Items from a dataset
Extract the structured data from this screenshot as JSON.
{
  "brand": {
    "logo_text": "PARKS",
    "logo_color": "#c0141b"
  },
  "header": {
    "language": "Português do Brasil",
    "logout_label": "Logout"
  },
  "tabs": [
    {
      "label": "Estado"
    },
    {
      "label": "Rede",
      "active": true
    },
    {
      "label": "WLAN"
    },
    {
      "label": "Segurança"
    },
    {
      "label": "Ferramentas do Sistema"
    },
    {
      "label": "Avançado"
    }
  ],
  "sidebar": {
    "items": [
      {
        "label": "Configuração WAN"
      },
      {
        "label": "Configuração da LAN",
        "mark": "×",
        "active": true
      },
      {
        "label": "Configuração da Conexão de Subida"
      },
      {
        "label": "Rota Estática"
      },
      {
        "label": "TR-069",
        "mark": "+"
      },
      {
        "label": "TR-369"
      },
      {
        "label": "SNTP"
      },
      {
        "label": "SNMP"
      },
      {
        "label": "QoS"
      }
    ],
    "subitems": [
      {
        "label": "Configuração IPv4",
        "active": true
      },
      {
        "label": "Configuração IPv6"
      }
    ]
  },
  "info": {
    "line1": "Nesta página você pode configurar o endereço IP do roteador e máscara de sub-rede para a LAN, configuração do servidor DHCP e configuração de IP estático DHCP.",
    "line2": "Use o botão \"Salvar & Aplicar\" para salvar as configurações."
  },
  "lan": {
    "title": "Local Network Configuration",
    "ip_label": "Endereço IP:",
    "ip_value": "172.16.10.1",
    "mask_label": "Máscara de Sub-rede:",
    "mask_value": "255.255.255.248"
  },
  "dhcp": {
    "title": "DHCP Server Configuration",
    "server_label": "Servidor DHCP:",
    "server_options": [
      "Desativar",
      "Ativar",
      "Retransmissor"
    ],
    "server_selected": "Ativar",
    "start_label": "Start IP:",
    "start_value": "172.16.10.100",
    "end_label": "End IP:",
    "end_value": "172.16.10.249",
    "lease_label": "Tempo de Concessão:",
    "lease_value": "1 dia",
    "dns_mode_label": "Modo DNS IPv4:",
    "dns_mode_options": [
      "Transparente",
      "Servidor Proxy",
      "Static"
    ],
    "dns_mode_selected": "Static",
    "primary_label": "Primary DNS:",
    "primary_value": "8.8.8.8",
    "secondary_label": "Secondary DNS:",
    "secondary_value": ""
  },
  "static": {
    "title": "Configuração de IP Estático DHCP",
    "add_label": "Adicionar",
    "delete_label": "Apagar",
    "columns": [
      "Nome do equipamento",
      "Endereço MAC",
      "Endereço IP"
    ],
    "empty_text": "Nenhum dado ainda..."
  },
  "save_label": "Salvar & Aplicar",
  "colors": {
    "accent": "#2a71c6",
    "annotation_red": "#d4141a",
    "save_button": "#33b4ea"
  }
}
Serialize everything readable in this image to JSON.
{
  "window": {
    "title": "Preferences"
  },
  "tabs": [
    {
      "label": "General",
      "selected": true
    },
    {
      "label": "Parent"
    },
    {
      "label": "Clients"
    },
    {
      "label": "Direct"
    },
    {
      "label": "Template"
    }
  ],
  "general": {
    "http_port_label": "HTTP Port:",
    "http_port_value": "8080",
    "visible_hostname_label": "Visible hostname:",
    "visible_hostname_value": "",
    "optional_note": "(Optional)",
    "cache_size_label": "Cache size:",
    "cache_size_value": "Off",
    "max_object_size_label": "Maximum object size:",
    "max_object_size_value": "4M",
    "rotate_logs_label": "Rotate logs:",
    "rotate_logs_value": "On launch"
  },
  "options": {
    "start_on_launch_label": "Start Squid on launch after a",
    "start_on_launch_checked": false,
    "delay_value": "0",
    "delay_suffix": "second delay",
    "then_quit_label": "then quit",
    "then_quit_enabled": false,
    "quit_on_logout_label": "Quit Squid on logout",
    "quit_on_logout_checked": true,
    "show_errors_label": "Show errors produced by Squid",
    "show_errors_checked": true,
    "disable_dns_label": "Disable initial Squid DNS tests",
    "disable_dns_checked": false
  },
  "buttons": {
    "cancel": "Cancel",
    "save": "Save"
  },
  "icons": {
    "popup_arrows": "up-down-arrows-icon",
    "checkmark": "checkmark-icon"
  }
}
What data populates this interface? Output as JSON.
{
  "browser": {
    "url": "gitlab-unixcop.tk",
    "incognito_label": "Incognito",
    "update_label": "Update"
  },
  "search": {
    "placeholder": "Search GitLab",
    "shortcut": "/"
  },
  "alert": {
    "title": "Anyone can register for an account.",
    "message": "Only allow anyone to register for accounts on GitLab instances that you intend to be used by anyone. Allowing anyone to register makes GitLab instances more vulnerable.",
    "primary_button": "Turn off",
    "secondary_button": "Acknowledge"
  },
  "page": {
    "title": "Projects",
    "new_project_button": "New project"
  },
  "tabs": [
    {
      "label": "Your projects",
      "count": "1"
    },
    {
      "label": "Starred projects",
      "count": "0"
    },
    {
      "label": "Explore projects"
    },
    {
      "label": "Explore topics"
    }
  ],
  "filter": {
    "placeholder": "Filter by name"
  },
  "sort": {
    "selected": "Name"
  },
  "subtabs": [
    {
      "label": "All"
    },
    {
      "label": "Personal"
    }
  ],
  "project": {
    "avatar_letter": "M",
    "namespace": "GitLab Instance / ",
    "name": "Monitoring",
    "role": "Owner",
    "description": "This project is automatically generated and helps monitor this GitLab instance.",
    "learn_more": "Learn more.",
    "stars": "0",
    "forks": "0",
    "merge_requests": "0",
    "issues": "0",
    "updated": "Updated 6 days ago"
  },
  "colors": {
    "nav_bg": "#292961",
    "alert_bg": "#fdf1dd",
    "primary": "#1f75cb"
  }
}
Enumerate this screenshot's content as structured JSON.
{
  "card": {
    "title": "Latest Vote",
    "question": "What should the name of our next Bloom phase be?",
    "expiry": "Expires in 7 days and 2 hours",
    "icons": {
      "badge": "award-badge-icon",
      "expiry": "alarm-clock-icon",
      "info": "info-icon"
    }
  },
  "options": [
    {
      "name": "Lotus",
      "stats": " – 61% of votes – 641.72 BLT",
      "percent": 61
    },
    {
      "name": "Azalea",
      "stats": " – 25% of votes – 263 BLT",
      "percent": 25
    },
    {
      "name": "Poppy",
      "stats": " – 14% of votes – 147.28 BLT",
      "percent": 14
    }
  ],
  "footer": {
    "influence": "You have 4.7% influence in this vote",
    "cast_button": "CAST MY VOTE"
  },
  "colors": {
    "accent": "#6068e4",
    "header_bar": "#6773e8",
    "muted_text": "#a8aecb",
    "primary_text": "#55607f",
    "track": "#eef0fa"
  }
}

DIRECTIVE
Please reproduce every line of the material word for word.

EXPECTED ANSWER
Extract the structured data from this screenshot as JSON.
{
  "brand": {
    "logo_text": "PARKS",
    "logo_color": "#c0141b"
  },
  "header": {
    "language": "Português do Brasil",
    "logout_label": "Logout"
  },
  "tabs": [
    {
      "label": "Estado"
    },
    {
      "label": "Rede",
      "active": true
    },
    {
      "label": "WLAN"
    },
    {
      "label": "Segurança"
    },
    {
      "label": "Ferramentas do Sistema"
    },
    {
      "label": "Avançado"
    }
  ],
  "sidebar": {
    "items": [
      {
        "label": "Configuração WAN"
      },
      {
        "label": "Configuração da LAN",
        "mark": "×",
        "active": true
      },
      {
        "label": "Configuração da Conexão de Subida"
      },
      {
        "label": "Rota Estática"
      },
      {
        "label": "TR-069",
        "mark": "+"
      },
      {
        "label": "TR-369"
      },
      {
        "label": "SNTP"
      },
      {
        "label": "SNMP"
      },
      {
        "label": "QoS"
      }
    ],
    "subitems": [
      {
        "label": "Configuração IPv4",
        "active": true
      },
      {
        "label": "Configuração IPv6"
      }
    ]
  },
  "info": {
    "line1": "Nesta página você pode configurar o endereço IP do roteador e máscara de sub-rede para a LAN, configuração do servidor DHCP e configuração de IP estático DHCP.",
    "line2": "Use o botão \"Salvar & Aplicar\" para salvar as configurações."
  },
  "lan": {
    "title": "Local Network Configuration",
    "ip_label": "Endereço IP:",
    "ip_value": "172.16.10.1",
    "mask_label": "Máscara de Sub-rede:",
    "mask_value": "255.255.255.248"
  },
  "dhcp": {
    "title": "DHCP Server Configuration",
    "server_label": "Servidor DHCP:",
    "server_options": [
      "Desativar",
      "Ativar",
      "Retransmissor"
    ],
    "server_selected": "Ativar",
    "start_label": "Start IP:",
    "start_value": "172.16.10.100",
    "end_label": "End IP:",
    "end_value": "172.16.10.249",
    "lease_label": "Tempo de Concessão:",
    "lease_value": "1 dia",
    "dns_mode_label": "Modo DNS IPv4:",
    "dns_mode_options": [
      "Transparente",
      "Servidor Proxy",
      "Static"
    ],
    "dns_mode_selected": "Static",
    "primary_label": "Primary DNS:",
    "primary_value": "8.8.8.8",
    "secondary_label": "Secondary DNS:",
    "secondary_value": ""
  },
  "static": {
    "title": "Configuração de IP Estático DHCP",
    "add_label": "Adicionar",
    "delete_label": "Apagar",
    "columns": [
      "Nome do equipamento",
      "Endereço MAC",
      "Endereço IP"
    ],
    "empty_text": "Nenhum dado ainda..."
  },
  "save_label": "Salvar & Aplicar",
  "colors": {
    "accent": "#2a71c6",
    "annotation_red": "#d4141a",
    "save_button": "#33b4ea"
  }
}
Serialize everything readable in this image to JSON.
{
  "window": {
    "title": "Preferences"
  },
  "tabs": [
    {
      "label": "General",
      "selected": true
    },
    {
      "label": "Parent"
    },
    {
      "label": "Clients"
    },
    {
      "label": "Direct"
    },
    {
      "label": "Template"
    }
  ],
  "general": {
    "http_port_label": "HTTP Port:",
    "http_port_value": "8080",
    "visible_hostname_label": "Visible hostname:",
    "visible_hostname_value": "",
    "optional_note": "(Optional)",
    "cache_size_label": "Cache size:",
    "cache_size_value": "Off",
    "max_object_size_label": "Maximum object size:",
    "max_object_size_value": "4M",
    "rotate_logs_label": "Rotate logs:",
    "rotate_logs_value": "On launch"
  },
  "options": {
    "start_on_launch_label": "Start Squid on launch after a",
    "start_on_launch_checked": false,
    "delay_value": "0",
    "delay_suffix": "second delay",
    "then_quit_label": "then quit",
    "then_quit_enabled": false,
    "quit_on_logout_label": "Quit Squid on logout",
    "quit_on_logout_checked": true,
    "show_errors_label": "Show errors produced by Squid",
    "show_errors_checked": true,
    "disable_dns_label": "Disable initial Squid DNS tests",
    "disable_dns_checked": false
  },
  "buttons": {
    "cancel": "Cancel",
    "save": "Save"
  },
  "icons": {
    "popup_arrows": "up-down-arrows-icon",
    "checkmark": "checkmark-icon"
  }
}
What data populates this interface? Output as JSON.
{
  "browser": {
    "url": "gitlab-unixcop.tk",
    "incognito_label": "Incognito",
    "update_label": "Update"
  },
  "search": {
    "placeholder": "Search GitLab",
    "shortcut": "/"
  },
  "alert": {
    "title": "Anyone can register for an account.",
    "message": "Only allow anyone to register for accounts on GitLab instances that you intend to be used by anyone. Allowing anyone to register makes GitLab instances more vulnerable.",
    "primary_button": "Turn off",
    "secondary_button": "Acknowledge"
  },
  "page": {
    "title": "Projects",
    "new_project_button": "New project"
  },
  "tabs": [
    {
      "label": "Your projects",
      "count": "1"
    },
    {
      "label": "Starred projects",
      "count": "0"
    },
    {
      "label": "Explore projects"
    },
    {
      "label": "Explore topics"
    }
  ],
  "filter": {
    "placeholder": "Filter by name"
  },
  "sort": {
    "selected": "Name"
  },
  "subtabs": [
    {
      "label": "All"
    },
    {
      "label": "Personal"
    }
  ],
  "project": {
    "avatar_letter": "M",
    "namespace": "GitLab Instance / ",
    "name": "Monitoring",
    "role": "Owner",
    "description": "This project is automatically generated and helps monitor this GitLab instance.",
    "learn_more": "Learn more.",
    "stars": "0",
    "forks": "0",
    "merge_requests": "0",
    "issues": "0",
    "updated": "Updated 6 days ago"
  },
  "colors": {
    "nav_bg": "#292961",
    "alert_bg": "#fdf1dd",
    "primary": "#1f75cb"
  }
}
Enumerate this screenshot's content as structured JSON.
{
  "card": {
    "title": "Latest Vote",
    "question": "What should the name of our next Bloom phase be?",
    "expiry": "Expires in 7 days and 2 hours",
    "icons": {
      "badge": "award-badge-icon",
      "expiry": "alarm-clock-icon",
      "info": "info-icon"
    }
  },
  "options": [
    {
      "name": "Lotus",
      "stats": " – 61% of votes – 641.72 BLT",
      "percent": 61
    },
    {
      "name": "Azalea",
      "stats": " – 25% of votes – 263 BLT",
      "percent": 25
    },
    {
      "name": "Poppy",
      "stats": " – 14% of votes – 147.28 BLT",
      "percent": 14
    }
  ],
  "footer": {
    "influence": "You have 4.7% influence in this vote",
    "cast_button": "CAST MY VOTE"
  },
  "colors": {
    "accent": "#6068e4",
    "header_bar": "#6773e8",
    "muted_text": "#a8aecb",
    "primary_text": "#55607f",
    "track": "#eef0fa"
  }
}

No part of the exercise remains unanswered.